* Records provided:
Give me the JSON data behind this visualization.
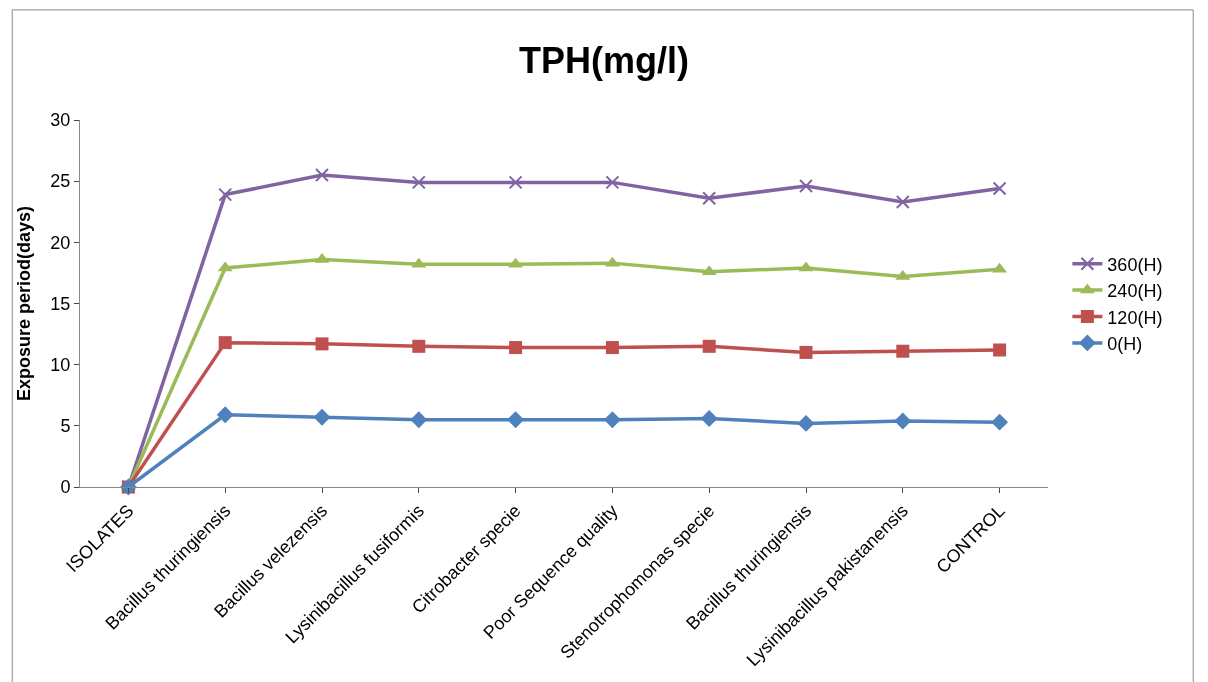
{
  "chart_data": {
    "type": "line",
    "title": "TPH(mg/l)",
    "ylabel": "Exposure period(days)",
    "categories": [
      "ISOLATES",
      "Bacillus thuringiensis",
      "Bacillus velezensis",
      "Lysinibacillus fusiformis",
      "Citrobacter specie",
      "Poor Sequence quality",
      "Stenotrophomonas specie",
      "Bacillus thuringiensis",
      "Lysinibacillus pakistanensis",
      "CONTROL"
    ],
    "series": [
      {
        "name": "0(H)",
        "color": "#4f81bd",
        "marker": "diamond",
        "values": [
          0,
          5.9,
          5.7,
          5.5,
          5.5,
          5.5,
          5.6,
          5.2,
          5.4,
          5.3
        ]
      },
      {
        "name": "120(H)",
        "color": "#c0504d",
        "marker": "square",
        "values": [
          0,
          11.8,
          11.7,
          11.5,
          11.4,
          11.4,
          11.5,
          11.0,
          11.1,
          11.2
        ]
      },
      {
        "name": "240(H)",
        "color": "#9bbb59",
        "marker": "triangle",
        "values": [
          0,
          17.9,
          18.6,
          18.2,
          18.2,
          18.3,
          17.6,
          17.9,
          17.2,
          17.8
        ]
      },
      {
        "name": "360(H)",
        "color": "#8064a2",
        "marker": "cross",
        "values": [
          0,
          23.9,
          25.5,
          24.9,
          24.9,
          24.9,
          23.6,
          24.6,
          23.3,
          24.4
        ]
      }
    ],
    "ylim": [
      0,
      30
    ],
    "yticks": [
      0,
      5,
      10,
      15,
      20,
      25,
      30
    ],
    "legend": "right",
    "line_style": "solid"
  }
}
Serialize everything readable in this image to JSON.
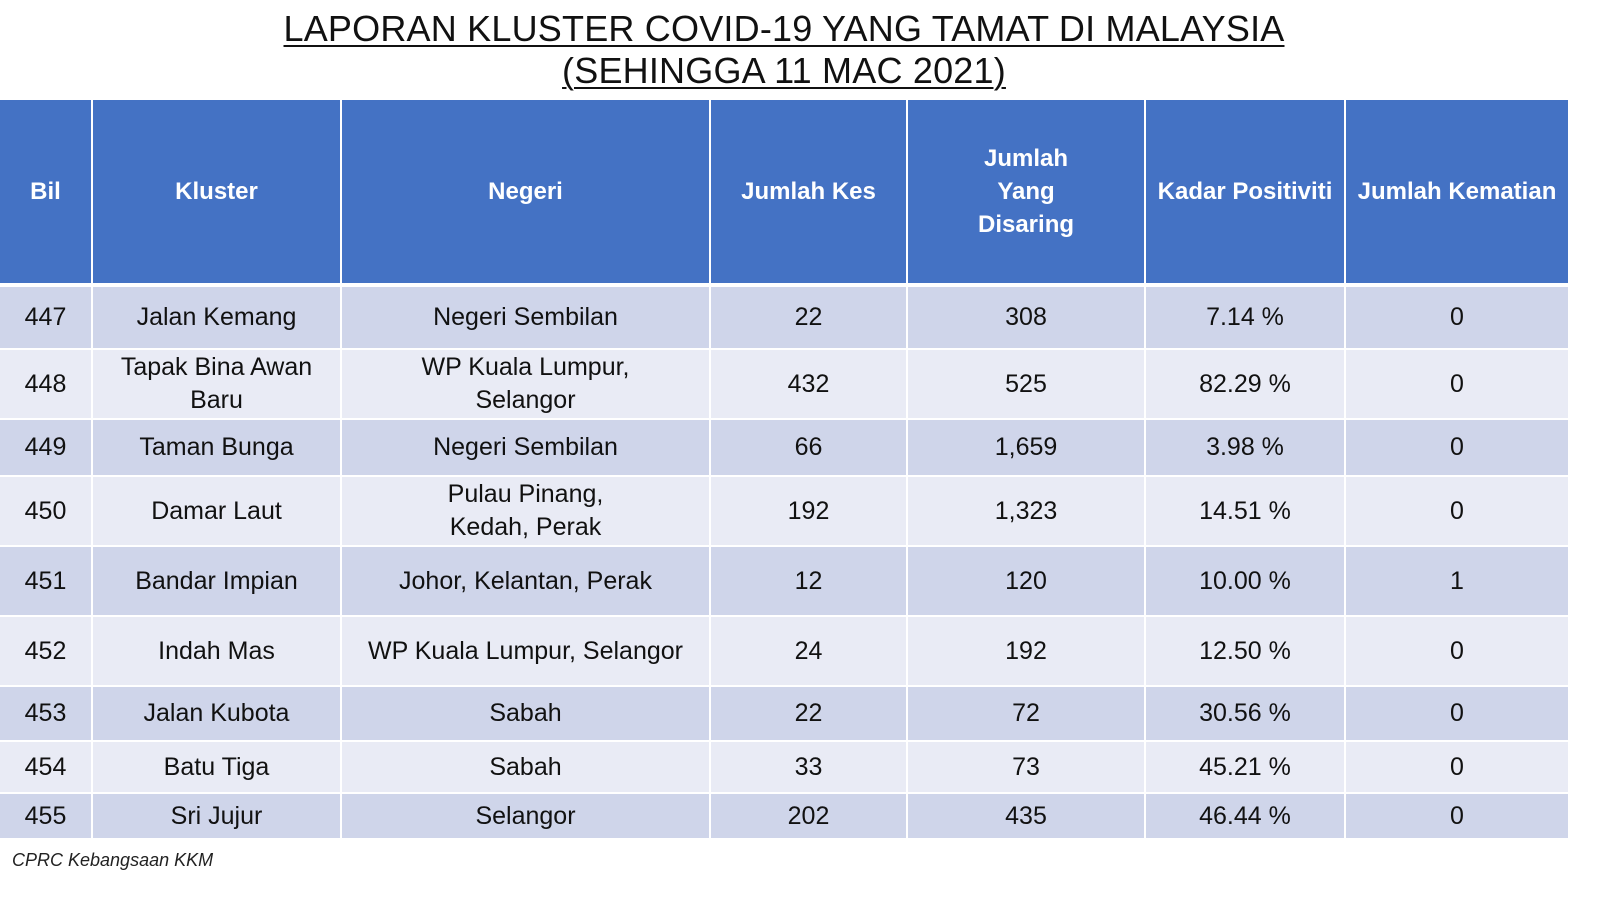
{
  "title": {
    "line1": "LAPORAN KLUSTER COVID-19 YANG TAMAT DI MALAYSIA",
    "line2": "(SEHINGGA  11 MAC 2021)"
  },
  "table": {
    "headers": {
      "bil": "Bil",
      "kluster": "Kluster",
      "negeri": "Negeri",
      "jumlah_kes": "Jumlah Kes",
      "jumlah_disaring": "Jumlah Yang Disaring",
      "kadar_positiviti": "Kadar Positiviti",
      "jumlah_kematian": "Jumlah Kematian"
    },
    "rows": [
      {
        "bil": "447",
        "kluster": "Jalan Kemang",
        "negeri": "Negeri Sembilan",
        "jumlah_kes": "22",
        "jumlah_disaring": "308",
        "kadar_positiviti": "7.14 %",
        "jumlah_kematian": "0"
      },
      {
        "bil": "448",
        "kluster": "Tapak Bina Awan Baru",
        "negeri": "WP Kuala Lumpur, Selangor",
        "jumlah_kes": "432",
        "jumlah_disaring": "525",
        "kadar_positiviti": "82.29 %",
        "jumlah_kematian": "0"
      },
      {
        "bil": "449",
        "kluster": "Taman Bunga",
        "negeri": "Negeri Sembilan",
        "jumlah_kes": "66",
        "jumlah_disaring": "1,659",
        "kadar_positiviti": "3.98 %",
        "jumlah_kematian": "0"
      },
      {
        "bil": "450",
        "kluster": "Damar Laut",
        "negeri": "Pulau Pinang, Kedah, Perak",
        "jumlah_kes": "192",
        "jumlah_disaring": "1,323",
        "kadar_positiviti": "14.51 %",
        "jumlah_kematian": "0"
      },
      {
        "bil": "451",
        "kluster": "Bandar Impian",
        "negeri": "Johor, Kelantan, Perak",
        "jumlah_kes": "12",
        "jumlah_disaring": "120",
        "kadar_positiviti": "10.00 %",
        "jumlah_kematian": "1"
      },
      {
        "bil": "452",
        "kluster": "Indah Mas",
        "negeri": "WP Kuala Lumpur, Selangor",
        "jumlah_kes": "24",
        "jumlah_disaring": "192",
        "kadar_positiviti": "12.50 %",
        "jumlah_kematian": "0"
      },
      {
        "bil": "453",
        "kluster": "Jalan Kubota",
        "negeri": "Sabah",
        "jumlah_kes": "22",
        "jumlah_disaring": "72",
        "kadar_positiviti": "30.56 %",
        "jumlah_kematian": "0"
      },
      {
        "bil": "454",
        "kluster": "Batu Tiga",
        "negeri": "Sabah",
        "jumlah_kes": "33",
        "jumlah_disaring": "73",
        "kadar_positiviti": "45.21 %",
        "jumlah_kematian": "0"
      },
      {
        "bil": "455",
        "kluster": "Sri Jujur",
        "negeri": "Selangor",
        "jumlah_kes": "202",
        "jumlah_disaring": "435",
        "kadar_positiviti": "46.44 %",
        "jumlah_kematian": "0"
      }
    ]
  },
  "footer": {
    "source": "CPRC Kebangsaan KKM"
  },
  "colors": {
    "header_bg": "#4472c4",
    "row_dark": "#cfd5ea",
    "row_light": "#e9ebf5"
  }
}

* What the exercise asks: Reproduce the material word for word. Any pictures should be left out of the copy.

* Exercise result:
Give me the JSON data behind this visualization.
{
  "chart_data": {
    "type": "line",
    "title": "TPH(mg/l)",
    "ylabel": "Exposure period(days)",
    "categories": [
      "ISOLATES",
      "Bacillus thuringiensis",
      "Bacillus velezensis",
      "Lysinibacillus fusiformis",
      "Citrobacter specie",
      "Poor Sequence quality",
      "Stenotrophomonas specie",
      "Bacillus thuringiensis",
      "Lysinibacillus pakistanensis",
      "CONTROL"
    ],
    "series": [
      {
        "name": "0(H)",
        "color": "#4f81bd",
        "marker": "diamond",
        "values": [
          0,
          5.9,
          5.7,
          5.5,
          5.5,
          5.5,
          5.6,
          5.2,
          5.4,
          5.3
        ]
      },
      {
        "name": "120(H)",
        "color": "#c0504d",
        "marker": "square",
        "values": [
          0,
          11.8,
          11.7,
          11.5,
          11.4,
          11.4,
          11.5,
          11.0,
          11.1,
          11.2
        ]
      },
      {
        "name": "240(H)",
        "color": "#9bbb59",
        "marker": "triangle",
        "values": [
          0,
          17.9,
          18.6,
          18.2,
          18.2,
          18.3,
          17.6,
          17.9,
          17.2,
          17.8
        ]
      },
      {
        "name": "360(H)",
        "color": "#8064a2",
        "marker": "cross",
        "values": [
          0,
          23.9,
          25.5,
          24.9,
          24.9,
          24.9,
          23.6,
          24.6,
          23.3,
          24.4
        ]
      }
    ],
    "ylim": [
      0,
      30
    ],
    "yticks": [
      0,
      5,
      10,
      15,
      20,
      25,
      30
    ],
    "legend": "right",
    "line_style": "solid"
  }
}
Serialize everything readable in this image to JSON.
{
  "title": {
    "line1": "LAPORAN KLUSTER COVID-19 YANG TAMAT DI MALAYSIA",
    "line2": "(SEHINGGA  11 MAC 2021)"
  },
  "table": {
    "headers": {
      "bil": "Bil",
      "kluster": "Kluster",
      "negeri": "Negeri",
      "jumlah_kes": "Jumlah Kes",
      "jumlah_disaring": "Jumlah Yang Disaring",
      "kadar_positiviti": "Kadar Positiviti",
      "jumlah_kematian": "Jumlah Kematian"
    },
    "rows": [
      {
        "bil": "447",
        "kluster": "Jalan Kemang",
        "negeri": "Negeri Sembilan",
        "jumlah_kes": "22",
        "jumlah_disaring": "308",
        "kadar_positiviti": "7.14 %",
        "jumlah_kematian": "0"
      },
      {
        "bil": "448",
        "kluster": "Tapak Bina Awan Baru",
        "negeri": "WP Kuala Lumpur, Selangor",
        "jumlah_kes": "432",
        "jumlah_disaring": "525",
        "kadar_positiviti": "82.29 %",
        "jumlah_kematian": "0"
      },
      {
        "bil": "449",
        "kluster": "Taman Bunga",
        "negeri": "Negeri Sembilan",
        "jumlah_kes": "66",
        "jumlah_disaring": "1,659",
        "kadar_positiviti": "3.98 %",
        "jumlah_kematian": "0"
      },
      {
        "bil": "450",
        "kluster": "Damar Laut",
        "negeri": "Pulau Pinang, Kedah, Perak",
        "jumlah_kes": "192",
        "jumlah_disaring": "1,323",
        "kadar_positiviti": "14.51 %",
        "jumlah_kematian": "0"
      },
      {
        "bil": "451",
        "kluster": "Bandar Impian",
        "negeri": "Johor, Kelantan, Perak",
        "jumlah_kes": "12",
        "jumlah_disaring": "120",
        "kadar_positiviti": "10.00 %",
        "jumlah_kematian": "1"
      },
      {
        "bil": "452",
        "kluster": "Indah Mas",
        "negeri": "WP Kuala Lumpur, Selangor",
        "jumlah_kes": "24",
        "jumlah_disaring": "192",
        "kadar_positiviti": "12.50 %",
        "jumlah_kematian": "0"
      },
      {
        "bil": "453",
        "kluster": "Jalan Kubota",
        "negeri": "Sabah",
        "jumlah_kes": "22",
        "jumlah_disaring": "72",
        "kadar_positiviti": "30.56 %",
        "jumlah_kematian": "0"
      },
      {
        "bil": "454",
        "kluster": "Batu Tiga",
        "negeri": "Sabah",
        "jumlah_kes": "33",
        "jumlah_disaring": "73",
        "kadar_positiviti": "45.21 %",
        "jumlah_kematian": "0"
      },
      {
        "bil": "455",
        "kluster": "Sri Jujur",
        "negeri": "Selangor",
        "jumlah_kes": "202",
        "jumlah_disaring": "435",
        "kadar_positiviti": "46.44 %",
        "jumlah_kematian": "0"
      }
    ]
  },
  "footer": {
    "source": "CPRC Kebangsaan KKM"
  },
  "colors": {
    "header_bg": "#4472c4",
    "row_dark": "#cfd5ea",
    "row_light": "#e9ebf5"
  }
}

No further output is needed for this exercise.